● Data to process
========================================
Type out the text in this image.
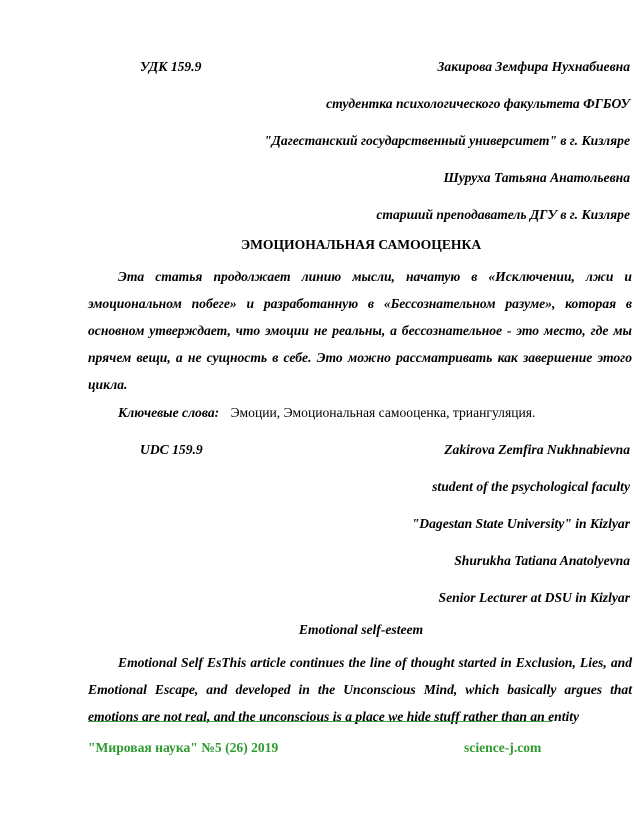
УДК 159.9	Закирова Земфира Нухнабиевна
студентка психологического факультета ФГБОУ
"Дагестанский государственный университет" в г. Кизляре
Шуруха Татьяна Анатольевна
старший преподаватель ДГУ в г. Кизляре
ЭМОЦИОНАЛЬНАЯ САМООЦЕНКА

Эта статья продолжает линию мысли, начатую в «Исключении, лжи и эмоциональном побеге» и разработанную в «Бессознательном разуме», которая в основном утверждает, что эмоции не реальны, а бессознательное - это место, где мы прячем вещи, а не сущность в себе. Это можно рассматривать как завершение этого цикла.

Ключевые слова: Эмоции, Эмоциональная самооценка, триангуляция.
UDC 159.9	Zakirova Zemfira Nukhnabievna
student of the psychological faculty
"Dagestan State University" in Kizlyar
Shurukha Tatiana Anatolyevna
Senior Lecturer at DSU in Kizlyar
Emotional self-esteem

Emotional Self EsThis article continues the line of thought started in Exclusion, Lies, and Emotional Escape, and developed in the Unconscious Mind, which basically argues that emotions are not real, and the unconscious is a place we hide stuff rather than an entity

"Мировая наука" №5 (26) 2019	science-j.com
========================================
● What to work on
Set down every entry word for word, but omit the pictures.

● Reply to the task
Type out the text in this image.
УДК 159.9	Закирова Земфира Нухнабиевна
студентка психологического факультета ФГБОУ
"Дагестанский государственный университет" в г. Кизляре
Шуруха Татьяна Анатольевна
старший преподаватель ДГУ в г. Кизляре
ЭМОЦИОНАЛЬНАЯ САМООЦЕНКА

Эта статья продолжает линию мысли, начатую в «Исключении, лжи и эмоциональном побеге» и разработанную в «Бессознательном разуме», которая в основном утверждает, что эмоции не реальны, а бессознательное - это место, где мы прячем вещи, а не сущность в себе. Это можно рассматривать как завершение этого цикла.

Ключевые слова: Эмоции, Эмоциональная самооценка, триангуляция.
UDC 159.9	Zakirova Zemfira Nukhnabievna
student of the psychological faculty
"Dagestan State University" in Kizlyar
Shurukha Tatiana Anatolyevna
Senior Lecturer at DSU in Kizlyar
Emotional self-esteem

Emotional Self EsThis article continues the line of thought started in Exclusion, Lies, and Emotional Escape, and developed in the Unconscious Mind, which basically argues that emotions are not real, and the unconscious is a place we hide stuff rather than an entity

"Мировая наука" №5 (26) 2019	science-j.com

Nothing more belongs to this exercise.